Dataset rows.
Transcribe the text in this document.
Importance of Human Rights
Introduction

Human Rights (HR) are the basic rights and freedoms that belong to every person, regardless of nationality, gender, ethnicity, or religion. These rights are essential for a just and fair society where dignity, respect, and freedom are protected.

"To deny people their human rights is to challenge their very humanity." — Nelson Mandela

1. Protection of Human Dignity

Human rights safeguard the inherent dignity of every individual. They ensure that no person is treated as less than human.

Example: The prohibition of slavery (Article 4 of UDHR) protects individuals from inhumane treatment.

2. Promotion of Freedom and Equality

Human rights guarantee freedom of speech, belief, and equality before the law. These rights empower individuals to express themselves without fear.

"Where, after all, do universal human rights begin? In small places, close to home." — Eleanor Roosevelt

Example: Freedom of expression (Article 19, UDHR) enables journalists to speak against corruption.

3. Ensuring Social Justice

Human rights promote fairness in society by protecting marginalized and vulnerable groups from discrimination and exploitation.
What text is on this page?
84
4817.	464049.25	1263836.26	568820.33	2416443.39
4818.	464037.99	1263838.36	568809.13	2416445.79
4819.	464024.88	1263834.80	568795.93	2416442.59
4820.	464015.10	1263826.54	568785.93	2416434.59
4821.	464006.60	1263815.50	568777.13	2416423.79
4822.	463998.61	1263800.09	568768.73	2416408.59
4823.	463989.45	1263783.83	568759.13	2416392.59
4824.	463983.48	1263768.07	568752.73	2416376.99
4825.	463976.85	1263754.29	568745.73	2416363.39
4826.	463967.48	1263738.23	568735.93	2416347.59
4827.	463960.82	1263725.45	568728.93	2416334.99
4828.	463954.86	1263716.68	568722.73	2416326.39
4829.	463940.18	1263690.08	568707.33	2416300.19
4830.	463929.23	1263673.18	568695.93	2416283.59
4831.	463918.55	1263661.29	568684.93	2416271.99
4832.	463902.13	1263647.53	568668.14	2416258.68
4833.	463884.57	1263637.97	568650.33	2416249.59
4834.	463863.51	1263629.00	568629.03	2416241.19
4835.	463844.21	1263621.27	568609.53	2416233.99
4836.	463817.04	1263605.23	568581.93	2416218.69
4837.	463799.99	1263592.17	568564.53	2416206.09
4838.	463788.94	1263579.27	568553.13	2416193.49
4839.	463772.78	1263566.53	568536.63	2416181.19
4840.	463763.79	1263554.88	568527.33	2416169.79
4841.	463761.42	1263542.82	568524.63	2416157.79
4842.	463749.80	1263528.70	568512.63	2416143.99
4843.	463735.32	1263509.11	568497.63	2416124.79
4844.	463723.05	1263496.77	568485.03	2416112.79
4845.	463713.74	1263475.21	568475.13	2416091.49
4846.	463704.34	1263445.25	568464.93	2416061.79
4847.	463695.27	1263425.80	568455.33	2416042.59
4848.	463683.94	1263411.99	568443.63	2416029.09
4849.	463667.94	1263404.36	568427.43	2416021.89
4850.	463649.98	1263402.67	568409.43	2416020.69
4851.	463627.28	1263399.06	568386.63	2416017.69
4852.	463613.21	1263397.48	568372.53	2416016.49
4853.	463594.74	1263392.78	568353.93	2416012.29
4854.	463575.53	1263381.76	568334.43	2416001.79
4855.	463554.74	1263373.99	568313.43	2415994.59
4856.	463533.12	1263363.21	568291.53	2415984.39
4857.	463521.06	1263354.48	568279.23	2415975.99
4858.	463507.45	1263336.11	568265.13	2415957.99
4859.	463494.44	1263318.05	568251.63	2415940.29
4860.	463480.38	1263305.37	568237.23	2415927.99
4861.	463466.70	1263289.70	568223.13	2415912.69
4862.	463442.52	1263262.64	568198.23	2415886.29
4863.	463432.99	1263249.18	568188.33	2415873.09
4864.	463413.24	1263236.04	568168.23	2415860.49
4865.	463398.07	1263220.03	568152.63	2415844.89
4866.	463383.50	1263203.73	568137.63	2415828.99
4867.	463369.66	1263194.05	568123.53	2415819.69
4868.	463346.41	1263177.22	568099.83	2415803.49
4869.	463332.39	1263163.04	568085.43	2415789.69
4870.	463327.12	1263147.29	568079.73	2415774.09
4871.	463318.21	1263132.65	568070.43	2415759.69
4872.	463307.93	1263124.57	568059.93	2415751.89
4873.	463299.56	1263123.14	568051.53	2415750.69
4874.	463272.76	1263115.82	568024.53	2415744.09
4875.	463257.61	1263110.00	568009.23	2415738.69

Given exercise. Select all lines in the listing that include the word "Article".

Response.
Example: The prohibition of slavery (Article 4 of UDHR) protects individuals from inhumane treatment.
Example: Freedom of expression (Article 19, UDHR) enables journalists to speak against corruption.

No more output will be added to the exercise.